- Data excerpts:
..............................
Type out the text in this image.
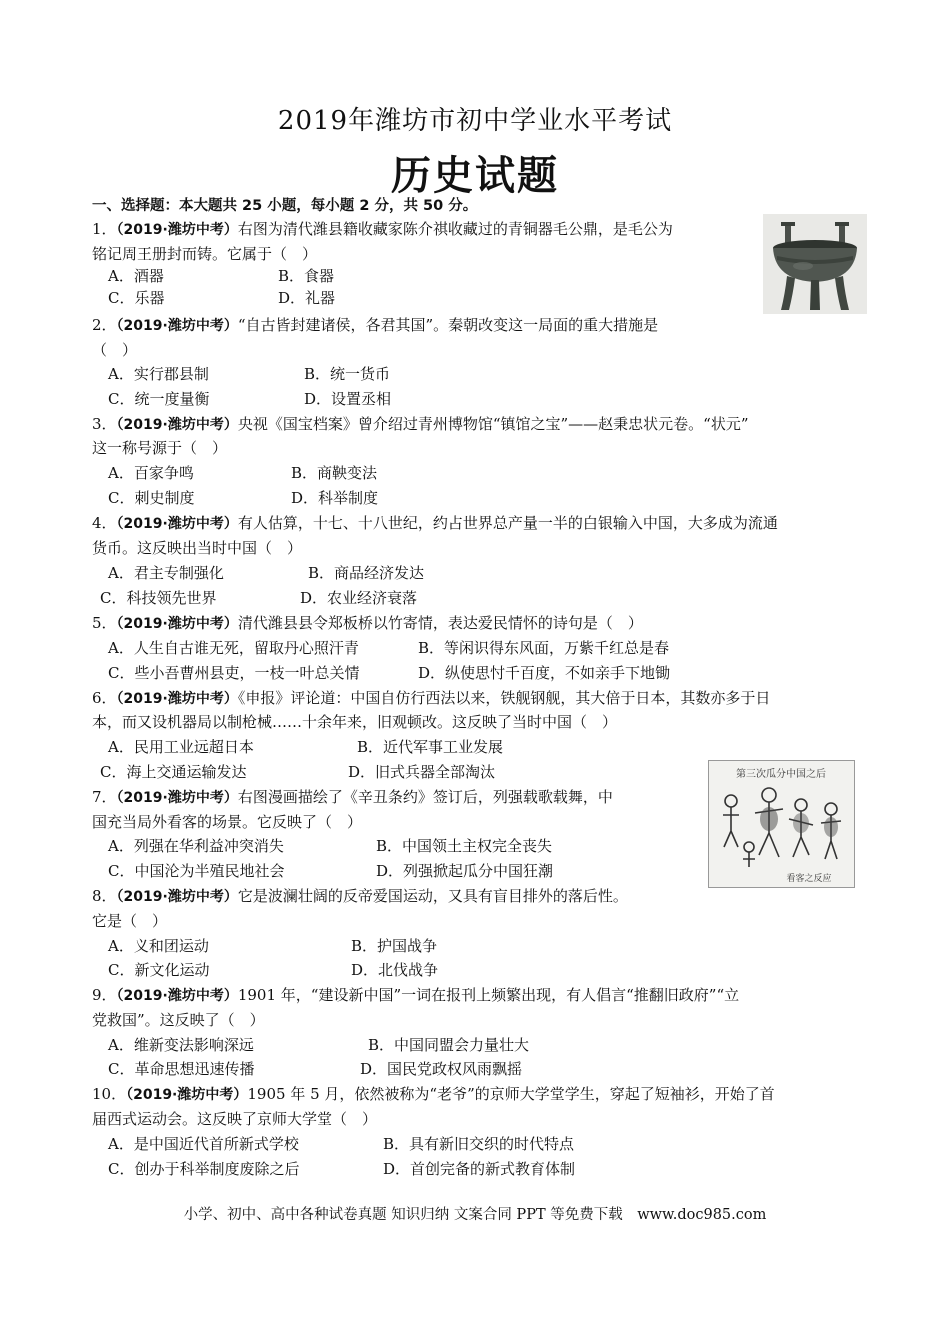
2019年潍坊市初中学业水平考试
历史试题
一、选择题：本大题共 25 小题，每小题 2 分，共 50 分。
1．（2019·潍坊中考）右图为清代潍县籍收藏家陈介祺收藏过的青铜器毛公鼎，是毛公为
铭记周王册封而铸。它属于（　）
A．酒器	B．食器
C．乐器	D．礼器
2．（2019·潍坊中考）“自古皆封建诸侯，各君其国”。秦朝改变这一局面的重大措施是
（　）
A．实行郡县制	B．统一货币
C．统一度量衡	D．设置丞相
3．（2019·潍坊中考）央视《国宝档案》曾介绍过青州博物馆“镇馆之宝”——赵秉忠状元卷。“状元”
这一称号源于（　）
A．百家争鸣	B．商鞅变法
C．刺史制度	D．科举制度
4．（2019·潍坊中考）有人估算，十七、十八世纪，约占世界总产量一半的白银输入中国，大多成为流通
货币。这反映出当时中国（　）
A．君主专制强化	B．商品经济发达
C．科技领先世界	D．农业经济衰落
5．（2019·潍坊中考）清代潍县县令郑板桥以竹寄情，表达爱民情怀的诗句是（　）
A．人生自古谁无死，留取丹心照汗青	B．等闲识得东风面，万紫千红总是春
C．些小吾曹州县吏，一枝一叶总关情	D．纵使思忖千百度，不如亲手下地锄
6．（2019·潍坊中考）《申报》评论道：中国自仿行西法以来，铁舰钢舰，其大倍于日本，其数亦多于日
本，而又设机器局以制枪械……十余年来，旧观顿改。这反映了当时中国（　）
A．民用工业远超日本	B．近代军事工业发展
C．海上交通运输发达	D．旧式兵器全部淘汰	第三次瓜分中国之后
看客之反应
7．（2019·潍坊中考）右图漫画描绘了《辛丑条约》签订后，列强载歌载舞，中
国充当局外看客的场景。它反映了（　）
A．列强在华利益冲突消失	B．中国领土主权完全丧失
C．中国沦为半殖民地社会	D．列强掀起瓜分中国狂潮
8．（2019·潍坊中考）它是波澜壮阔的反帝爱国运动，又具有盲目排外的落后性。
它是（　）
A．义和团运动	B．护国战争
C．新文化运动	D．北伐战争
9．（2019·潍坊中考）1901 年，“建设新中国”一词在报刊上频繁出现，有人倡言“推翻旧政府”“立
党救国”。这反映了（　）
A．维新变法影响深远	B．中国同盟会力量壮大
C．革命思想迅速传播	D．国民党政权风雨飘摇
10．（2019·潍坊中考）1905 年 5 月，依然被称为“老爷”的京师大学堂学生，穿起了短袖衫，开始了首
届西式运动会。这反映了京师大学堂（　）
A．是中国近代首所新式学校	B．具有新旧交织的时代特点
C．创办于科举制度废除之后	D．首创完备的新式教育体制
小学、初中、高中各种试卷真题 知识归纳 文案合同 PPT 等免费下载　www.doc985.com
..............................
- WHAT YOU SHOULD DO: Every line of the data above should be quoted exactly. Omit the pictures.

- RESULT OF THE TASK:
Type out the text in this image.
2019年潍坊市初中学业水平考试
历史试题
一、选择题：本大题共 25 小题，每小题 2 分，共 50 分。
1．（2019·潍坊中考）右图为清代潍县籍收藏家陈介祺收藏过的青铜器毛公鼎，是毛公为
铭记周王册封而铸。它属于（　）
A．酒器	B．食器
C．乐器	D．礼器
2．（2019·潍坊中考）“自古皆封建诸侯，各君其国”。秦朝改变这一局面的重大措施是
（　）
A．实行郡县制	B．统一货币
C．统一度量衡	D．设置丞相
3．（2019·潍坊中考）央视《国宝档案》曾介绍过青州博物馆“镇馆之宝”——赵秉忠状元卷。“状元”
这一称号源于（　）
A．百家争鸣	B．商鞅变法
C．刺史制度	D．科举制度
4．（2019·潍坊中考）有人估算，十七、十八世纪，约占世界总产量一半的白银输入中国，大多成为流通
货币。这反映出当时中国（　）
A．君主专制强化	B．商品经济发达
C．科技领先世界	D．农业经济衰落
5．（2019·潍坊中考）清代潍县县令郑板桥以竹寄情，表达爱民情怀的诗句是（　）
A．人生自古谁无死，留取丹心照汗青	B．等闲识得东风面，万紫千红总是春
C．些小吾曹州县吏，一枝一叶总关情	D．纵使思忖千百度，不如亲手下地锄
6．（2019·潍坊中考）《申报》评论道：中国自仿行西法以来，铁舰钢舰，其大倍于日本，其数亦多于日
本，而又设机器局以制枪械……十余年来，旧观顿改。这反映了当时中国（　）
A．民用工业远超日本	B．近代军事工业发展
C．海上交通运输发达	D．旧式兵器全部淘汰	第三次瓜分中国之后
看客之反应
7．（2019·潍坊中考）右图漫画描绘了《辛丑条约》签订后，列强载歌载舞，中
国充当局外看客的场景。它反映了（　）
A．列强在华利益冲突消失	B．中国领土主权完全丧失
C．中国沦为半殖民地社会	D．列强掀起瓜分中国狂潮
8．（2019·潍坊中考）它是波澜壮阔的反帝爱国运动，又具有盲目排外的落后性。
它是（　）
A．义和团运动	B．护国战争
C．新文化运动	D．北伐战争
9．（2019·潍坊中考）1901 年，“建设新中国”一词在报刊上频繁出现，有人倡言“推翻旧政府”“立
党救国”。这反映了（　）
A．维新变法影响深远	B．中国同盟会力量壮大
C．革命思想迅速传播	D．国民党政权风雨飘摇
10．（2019·潍坊中考）1905 年 5 月，依然被称为“老爷”的京师大学堂学生，穿起了短袖衫，开始了首
届西式运动会。这反映了京师大学堂（　）
A．是中国近代首所新式学校	B．具有新旧交织的时代特点
C．创办于科举制度废除之后	D．首创完备的新式教育体制
小学、初中、高中各种试卷真题 知识归纳 文案合同 PPT 等免费下载　www.doc985.com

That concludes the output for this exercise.